++++ Dataset records

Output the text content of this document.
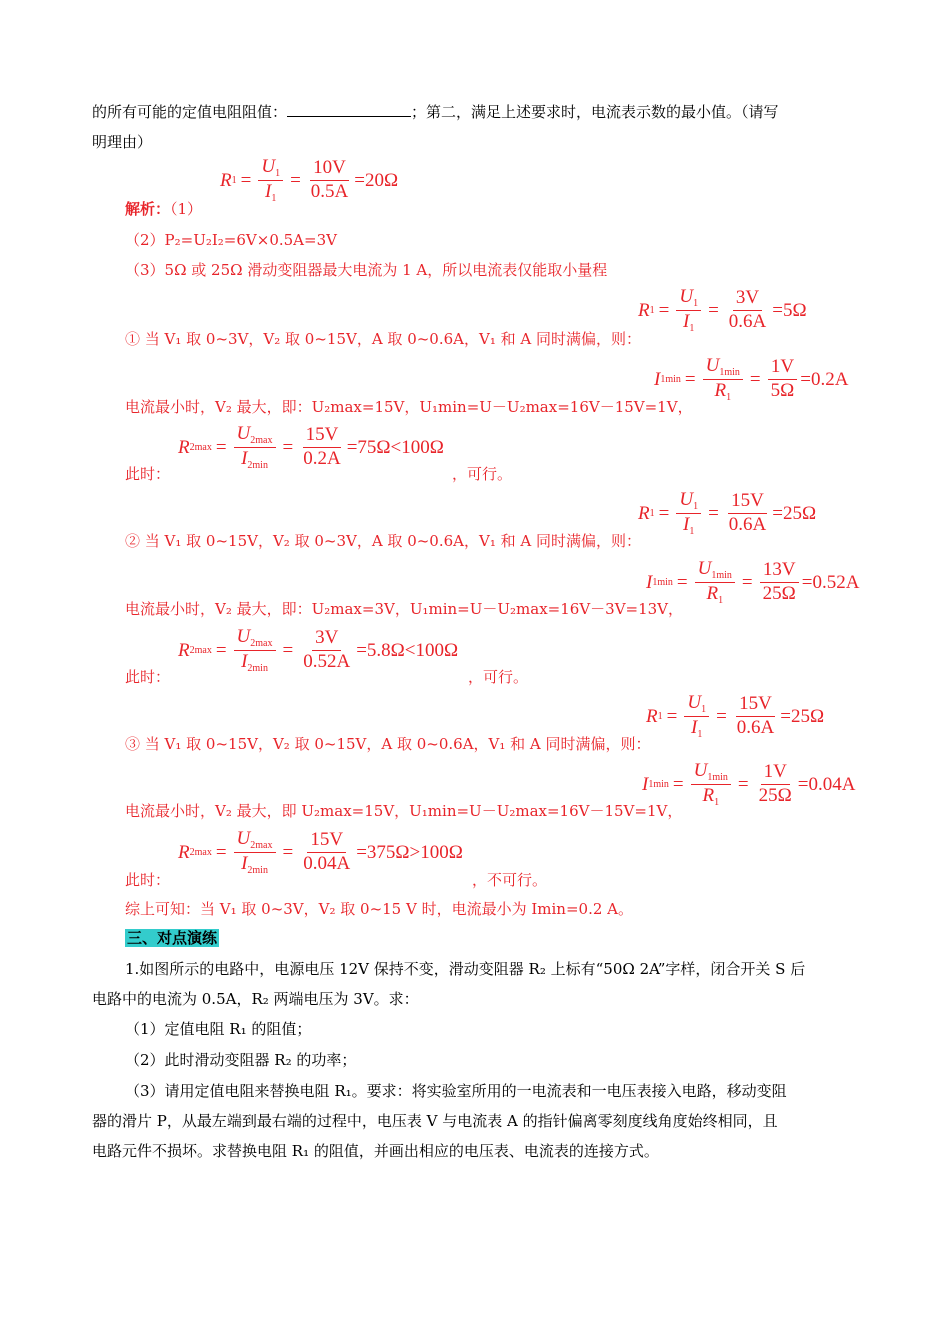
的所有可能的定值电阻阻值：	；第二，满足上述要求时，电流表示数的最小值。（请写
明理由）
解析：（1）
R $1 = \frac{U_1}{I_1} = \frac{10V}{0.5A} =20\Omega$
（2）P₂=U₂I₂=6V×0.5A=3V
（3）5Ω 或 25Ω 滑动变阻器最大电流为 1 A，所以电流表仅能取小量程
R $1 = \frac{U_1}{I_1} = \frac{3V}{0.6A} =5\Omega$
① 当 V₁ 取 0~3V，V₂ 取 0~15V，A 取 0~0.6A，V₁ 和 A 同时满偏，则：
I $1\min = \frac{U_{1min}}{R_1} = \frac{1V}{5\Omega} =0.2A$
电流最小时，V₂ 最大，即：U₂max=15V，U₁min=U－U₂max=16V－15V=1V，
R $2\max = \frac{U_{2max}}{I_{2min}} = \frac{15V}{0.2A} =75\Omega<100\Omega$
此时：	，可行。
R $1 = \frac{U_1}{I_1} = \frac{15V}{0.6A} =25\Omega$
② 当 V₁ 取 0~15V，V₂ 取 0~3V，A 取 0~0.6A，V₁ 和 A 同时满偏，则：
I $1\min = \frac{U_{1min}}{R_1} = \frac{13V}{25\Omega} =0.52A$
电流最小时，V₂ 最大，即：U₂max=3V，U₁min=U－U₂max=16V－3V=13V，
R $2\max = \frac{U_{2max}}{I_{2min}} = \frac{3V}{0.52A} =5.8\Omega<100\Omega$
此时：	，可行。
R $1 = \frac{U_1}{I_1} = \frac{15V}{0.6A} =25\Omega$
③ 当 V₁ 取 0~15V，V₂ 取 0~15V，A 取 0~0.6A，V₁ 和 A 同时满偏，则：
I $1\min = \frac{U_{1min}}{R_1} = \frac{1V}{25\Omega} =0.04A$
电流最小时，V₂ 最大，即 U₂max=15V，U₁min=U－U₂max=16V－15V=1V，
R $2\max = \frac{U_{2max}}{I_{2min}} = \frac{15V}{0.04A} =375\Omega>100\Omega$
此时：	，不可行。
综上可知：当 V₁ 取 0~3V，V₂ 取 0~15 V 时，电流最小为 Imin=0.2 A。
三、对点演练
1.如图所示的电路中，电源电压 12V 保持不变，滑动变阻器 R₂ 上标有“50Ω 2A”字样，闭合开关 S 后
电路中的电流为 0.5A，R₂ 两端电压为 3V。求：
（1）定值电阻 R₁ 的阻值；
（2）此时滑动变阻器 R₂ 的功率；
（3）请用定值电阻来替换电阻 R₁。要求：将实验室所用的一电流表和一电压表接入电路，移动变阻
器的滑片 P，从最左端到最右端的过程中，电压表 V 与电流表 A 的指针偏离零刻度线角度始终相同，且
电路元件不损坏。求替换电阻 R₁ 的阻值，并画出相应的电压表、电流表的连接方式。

++++++++
++++ Dataset records

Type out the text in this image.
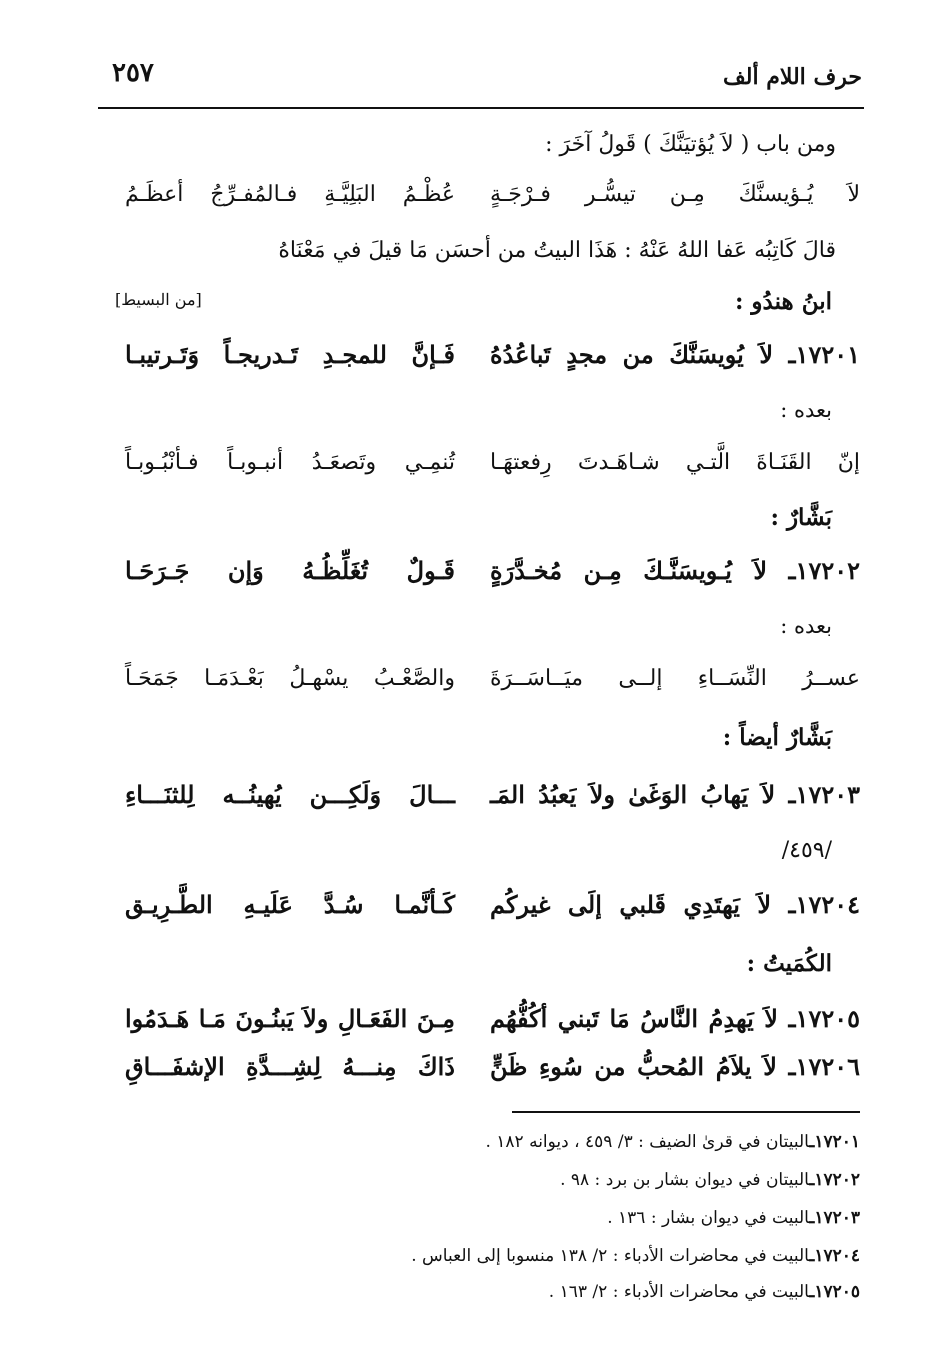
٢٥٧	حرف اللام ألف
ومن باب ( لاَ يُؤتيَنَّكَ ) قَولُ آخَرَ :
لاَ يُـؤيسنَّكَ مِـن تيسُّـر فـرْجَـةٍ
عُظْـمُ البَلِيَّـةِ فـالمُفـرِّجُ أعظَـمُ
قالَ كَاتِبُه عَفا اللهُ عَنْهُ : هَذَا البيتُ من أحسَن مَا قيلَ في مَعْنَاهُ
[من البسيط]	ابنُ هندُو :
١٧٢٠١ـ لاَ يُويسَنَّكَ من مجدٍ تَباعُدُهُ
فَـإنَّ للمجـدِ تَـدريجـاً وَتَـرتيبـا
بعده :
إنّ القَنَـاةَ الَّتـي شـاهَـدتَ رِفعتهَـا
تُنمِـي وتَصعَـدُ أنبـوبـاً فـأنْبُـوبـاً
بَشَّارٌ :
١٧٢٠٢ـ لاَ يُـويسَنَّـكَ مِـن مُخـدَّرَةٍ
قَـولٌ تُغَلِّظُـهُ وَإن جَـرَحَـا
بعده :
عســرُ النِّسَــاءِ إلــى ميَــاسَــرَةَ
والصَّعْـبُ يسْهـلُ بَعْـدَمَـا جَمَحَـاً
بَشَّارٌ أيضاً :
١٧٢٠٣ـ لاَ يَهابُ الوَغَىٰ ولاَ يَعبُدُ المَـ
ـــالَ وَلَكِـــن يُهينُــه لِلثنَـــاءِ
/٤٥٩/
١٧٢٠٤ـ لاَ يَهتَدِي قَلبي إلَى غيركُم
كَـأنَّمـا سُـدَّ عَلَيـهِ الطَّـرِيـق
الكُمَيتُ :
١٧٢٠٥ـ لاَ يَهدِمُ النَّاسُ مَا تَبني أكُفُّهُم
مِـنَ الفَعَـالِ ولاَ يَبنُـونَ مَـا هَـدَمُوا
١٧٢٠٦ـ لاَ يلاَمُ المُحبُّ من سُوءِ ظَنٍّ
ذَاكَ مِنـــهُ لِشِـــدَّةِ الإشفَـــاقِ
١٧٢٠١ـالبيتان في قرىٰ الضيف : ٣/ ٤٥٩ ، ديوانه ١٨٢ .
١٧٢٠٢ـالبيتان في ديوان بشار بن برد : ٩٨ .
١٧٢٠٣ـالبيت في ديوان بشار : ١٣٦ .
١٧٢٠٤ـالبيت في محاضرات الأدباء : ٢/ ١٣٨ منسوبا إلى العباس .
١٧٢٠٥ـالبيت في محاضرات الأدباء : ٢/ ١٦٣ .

++++++++

Search the preceding listing for "محاضرات" and extract every line where it is found.

١٧٢٠٤ـالبيت في محاضرات الأدباء : ٢/ ١٣٨ منسوبا إلى العباس .
١٧٢٠٥ـالبيت في محاضرات الأدباء : ٢/ ١٦٣ .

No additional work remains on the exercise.